Extracted records:
══════

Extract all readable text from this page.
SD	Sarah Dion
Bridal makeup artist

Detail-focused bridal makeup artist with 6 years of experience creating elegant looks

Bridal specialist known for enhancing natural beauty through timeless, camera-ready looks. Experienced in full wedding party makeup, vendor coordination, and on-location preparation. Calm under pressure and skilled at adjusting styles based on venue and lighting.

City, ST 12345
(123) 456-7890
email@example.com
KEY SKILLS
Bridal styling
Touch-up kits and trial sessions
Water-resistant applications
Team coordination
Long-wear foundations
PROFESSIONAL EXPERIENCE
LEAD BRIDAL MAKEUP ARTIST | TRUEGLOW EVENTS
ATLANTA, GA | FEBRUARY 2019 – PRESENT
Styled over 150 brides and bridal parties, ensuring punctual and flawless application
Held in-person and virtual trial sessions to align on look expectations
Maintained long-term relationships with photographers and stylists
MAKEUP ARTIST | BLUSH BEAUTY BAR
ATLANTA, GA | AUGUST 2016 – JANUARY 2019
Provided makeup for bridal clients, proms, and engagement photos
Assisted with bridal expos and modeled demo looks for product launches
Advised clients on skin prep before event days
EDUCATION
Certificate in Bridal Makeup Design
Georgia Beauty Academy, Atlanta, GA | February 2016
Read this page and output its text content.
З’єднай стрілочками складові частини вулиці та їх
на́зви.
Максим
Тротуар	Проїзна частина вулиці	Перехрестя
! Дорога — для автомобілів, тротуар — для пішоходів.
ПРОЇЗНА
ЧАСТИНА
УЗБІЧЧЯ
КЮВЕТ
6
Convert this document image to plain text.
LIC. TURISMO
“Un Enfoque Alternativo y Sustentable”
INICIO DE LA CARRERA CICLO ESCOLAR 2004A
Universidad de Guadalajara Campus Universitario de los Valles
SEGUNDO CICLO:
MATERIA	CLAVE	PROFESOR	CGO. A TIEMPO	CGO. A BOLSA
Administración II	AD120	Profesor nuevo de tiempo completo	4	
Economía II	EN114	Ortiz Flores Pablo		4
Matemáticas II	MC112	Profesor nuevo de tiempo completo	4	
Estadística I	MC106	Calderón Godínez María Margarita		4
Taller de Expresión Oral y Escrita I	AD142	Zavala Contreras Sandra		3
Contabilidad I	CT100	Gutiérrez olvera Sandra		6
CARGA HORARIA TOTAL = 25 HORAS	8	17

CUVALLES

══════

Work required – All of the data shown above must be copied exactly.

Right answer –
Extract all readable text from this page.
SD	Sarah Dion
Bridal makeup artist

Detail-focused bridal makeup artist with 6 years of experience creating elegant looks

Bridal specialist known for enhancing natural beauty through timeless, camera-ready looks. Experienced in full wedding party makeup, vendor coordination, and on-location preparation. Calm under pressure and skilled at adjusting styles based on venue and lighting.

City, ST 12345
(123) 456-7890
email@example.com
KEY SKILLS
Bridal styling
Touch-up kits and trial sessions
Water-resistant applications
Team coordination
Long-wear foundations
PROFESSIONAL EXPERIENCE
LEAD BRIDAL MAKEUP ARTIST | TRUEGLOW EVENTS
ATLANTA, GA | FEBRUARY 2019 – PRESENT
Styled over 150 brides and bridal parties, ensuring punctual and flawless application
Held in-person and virtual trial sessions to align on look expectations
Maintained long-term relationships with photographers and stylists
MAKEUP ARTIST | BLUSH BEAUTY BAR
ATLANTA, GA | AUGUST 2016 – JANUARY 2019
Provided makeup for bridal clients, proms, and engagement photos
Assisted with bridal expos and modeled demo looks for product launches
Advised clients on skin prep before event days
EDUCATION
Certificate in Bridal Makeup Design
Georgia Beauty Academy, Atlanta, GA | February 2016
Read this page and output its text content.
З’єднай стрілочками складові частини вулиці та їх
на́зви.
Максим
Тротуар	Проїзна частина вулиці	Перехрестя
! Дорога — для автомобілів, тротуар — для пішоходів.
ПРОЇЗНА
ЧАСТИНА
УЗБІЧЧЯ
КЮВЕТ
6
Convert this document image to plain text.
LIC. TURISMO
“Un Enfoque Alternativo y Sustentable”
INICIO DE LA CARRERA CICLO ESCOLAR 2004A
Universidad de Guadalajara Campus Universitario de los Valles
SEGUNDO CICLO:
MATERIA	CLAVE	PROFESOR	CGO. A TIEMPO	CGO. A BOLSA
Administración II	AD120	Profesor nuevo de tiempo completo	4	
Economía II	EN114	Ortiz Flores Pablo		4
Matemáticas II	MC112	Profesor nuevo de tiempo completo	4	
Estadística I	MC106	Calderón Godínez María Margarita		4
Taller de Expresión Oral y Escrita I	AD142	Zavala Contreras Sandra		3
Contabilidad I	CT100	Gutiérrez olvera Sandra		6
CARGA HORARIA TOTAL = 25 HORAS	8	17

CUVALLES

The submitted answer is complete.